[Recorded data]
# # #
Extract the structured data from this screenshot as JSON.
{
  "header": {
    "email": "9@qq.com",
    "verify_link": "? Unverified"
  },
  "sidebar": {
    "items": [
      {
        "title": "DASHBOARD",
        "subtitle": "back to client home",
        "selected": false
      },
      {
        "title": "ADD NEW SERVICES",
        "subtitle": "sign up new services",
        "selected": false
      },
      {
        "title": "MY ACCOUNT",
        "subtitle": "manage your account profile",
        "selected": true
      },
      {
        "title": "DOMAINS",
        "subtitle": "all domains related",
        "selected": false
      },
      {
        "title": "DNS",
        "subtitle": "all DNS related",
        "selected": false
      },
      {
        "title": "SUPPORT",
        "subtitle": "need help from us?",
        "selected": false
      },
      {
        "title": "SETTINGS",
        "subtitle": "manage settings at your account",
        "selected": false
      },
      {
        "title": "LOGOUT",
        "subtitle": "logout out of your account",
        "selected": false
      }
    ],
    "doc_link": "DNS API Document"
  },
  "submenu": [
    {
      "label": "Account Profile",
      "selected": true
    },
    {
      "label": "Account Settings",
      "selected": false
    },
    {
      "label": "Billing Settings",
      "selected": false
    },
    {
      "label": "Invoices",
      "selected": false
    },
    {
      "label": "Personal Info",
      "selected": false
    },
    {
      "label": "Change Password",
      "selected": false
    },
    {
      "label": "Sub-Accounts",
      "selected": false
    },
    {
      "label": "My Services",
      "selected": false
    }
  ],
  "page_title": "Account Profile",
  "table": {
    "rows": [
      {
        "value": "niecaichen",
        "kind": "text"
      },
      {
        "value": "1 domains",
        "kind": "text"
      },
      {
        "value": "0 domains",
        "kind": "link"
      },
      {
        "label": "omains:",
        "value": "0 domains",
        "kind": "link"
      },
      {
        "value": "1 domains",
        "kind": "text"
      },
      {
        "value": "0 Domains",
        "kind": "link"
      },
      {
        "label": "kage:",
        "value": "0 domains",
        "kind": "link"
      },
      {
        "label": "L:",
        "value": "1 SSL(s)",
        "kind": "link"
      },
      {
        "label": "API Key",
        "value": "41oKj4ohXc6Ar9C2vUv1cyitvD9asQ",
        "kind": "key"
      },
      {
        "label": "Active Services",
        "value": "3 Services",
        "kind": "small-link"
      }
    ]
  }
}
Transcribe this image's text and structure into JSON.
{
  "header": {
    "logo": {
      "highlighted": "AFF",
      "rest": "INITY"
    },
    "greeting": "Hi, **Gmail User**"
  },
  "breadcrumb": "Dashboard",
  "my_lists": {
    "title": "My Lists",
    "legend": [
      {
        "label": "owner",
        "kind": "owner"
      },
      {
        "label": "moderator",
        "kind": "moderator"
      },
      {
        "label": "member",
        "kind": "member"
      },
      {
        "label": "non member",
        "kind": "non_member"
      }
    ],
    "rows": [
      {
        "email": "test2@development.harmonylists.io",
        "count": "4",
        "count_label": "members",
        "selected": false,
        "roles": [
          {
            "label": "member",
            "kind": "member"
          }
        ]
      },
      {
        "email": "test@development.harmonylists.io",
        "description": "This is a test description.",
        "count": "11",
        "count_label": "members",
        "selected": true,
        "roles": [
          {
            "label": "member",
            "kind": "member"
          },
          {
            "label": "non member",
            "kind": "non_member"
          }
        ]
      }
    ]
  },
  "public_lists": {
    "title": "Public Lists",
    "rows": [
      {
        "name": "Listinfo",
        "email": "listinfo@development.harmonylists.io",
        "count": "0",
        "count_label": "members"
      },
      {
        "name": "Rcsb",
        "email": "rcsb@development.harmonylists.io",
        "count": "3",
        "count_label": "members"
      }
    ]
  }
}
# # #
▶ **Directions**
Exactly as written, please output every entry.

▶ **Final result**
Extract the structured data from this screenshot as JSON.
{
  "header": {
    "email": "9@qq.com",
    "verify_link": "? Unverified"
  },
  "sidebar": {
    "items": [
      {
        "title": "DASHBOARD",
        "subtitle": "back to client home",
        "selected": false
      },
      {
        "title": "ADD NEW SERVICES",
        "subtitle": "sign up new services",
        "selected": false
      },
      {
        "title": "MY ACCOUNT",
        "subtitle": "manage your account profile",
        "selected": true
      },
      {
        "title": "DOMAINS",
        "subtitle": "all domains related",
        "selected": false
      },
      {
        "title": "DNS",
        "subtitle": "all DNS related",
        "selected": false
      },
      {
        "title": "SUPPORT",
        "subtitle": "need help from us?",
        "selected": false
      },
      {
        "title": "SETTINGS",
        "subtitle": "manage settings at your account",
        "selected": false
      },
      {
        "title": "LOGOUT",
        "subtitle": "logout out of your account",
        "selected": false
      }
    ],
    "doc_link": "DNS API Document"
  },
  "submenu": [
    {
      "label": "Account Profile",
      "selected": true
    },
    {
      "label": "Account Settings",
      "selected": false
    },
    {
      "label": "Billing Settings",
      "selected": false
    },
    {
      "label": "Invoices",
      "selected": false
    },
    {
      "label": "Personal Info",
      "selected": false
    },
    {
      "label": "Change Password",
      "selected": false
    },
    {
      "label": "Sub-Accounts",
      "selected": false
    },
    {
      "label": "My Services",
      "selected": false
    }
  ],
  "page_title": "Account Profile",
  "table": {
    "rows": [
      {
        "value": "niecaichen",
        "kind": "text"
      },
      {
        "value": "1 domains",
        "kind": "text"
      },
      {
        "value": "0 domains",
        "kind": "link"
      },
      {
        "label": "omains:",
        "value": "0 domains",
        "kind": "link"
      },
      {
        "value": "1 domains",
        "kind": "text"
      },
      {
        "value": "0 Domains",
        "kind": "link"
      },
      {
        "label": "kage:",
        "value": "0 domains",
        "kind": "link"
      },
      {
        "label": "L:",
        "value": "1 SSL(s)",
        "kind": "link"
      },
      {
        "label": "API Key",
        "value": "41oKj4ohXc6Ar9C2vUv1cyitvD9asQ",
        "kind": "key"
      },
      {
        "label": "Active Services",
        "value": "3 Services",
        "kind": "small-link"
      }
    ]
  }
}
Transcribe this image's text and structure into JSON.
{
  "header": {
    "logo": {
      "highlighted": "AFF",
      "rest": "INITY"
    },
    "greeting": "Hi, **Gmail User**"
  },
  "breadcrumb": "Dashboard",
  "my_lists": {
    "title": "My Lists",
    "legend": [
      {
        "label": "owner",
        "kind": "owner"
      },
      {
        "label": "moderator",
        "kind": "moderator"
      },
      {
        "label": "member",
        "kind": "member"
      },
      {
        "label": "non member",
        "kind": "non_member"
      }
    ],
    "rows": [
      {
        "email": "test2@development.harmonylists.io",
        "count": "4",
        "count_label": "members",
        "selected": false,
        "roles": [
          {
            "label": "member",
            "kind": "member"
          }
        ]
      },
      {
        "email": "test@development.harmonylists.io",
        "description": "This is a test description.",
        "count": "11",
        "count_label": "members",
        "selected": true,
        "roles": [
          {
            "label": "member",
            "kind": "member"
          },
          {
            "label": "non member",
            "kind": "non_member"
          }
        ]
      }
    ]
  },
  "public_lists": {
    "title": "Public Lists",
    "rows": [
      {
        "name": "Listinfo",
        "email": "listinfo@development.harmonylists.io",
        "count": "0",
        "count_label": "members"
      },
      {
        "name": "Rcsb",
        "email": "rcsb@development.harmonylists.io",
        "count": "3",
        "count_label": "members"
      }
    ]
  }
}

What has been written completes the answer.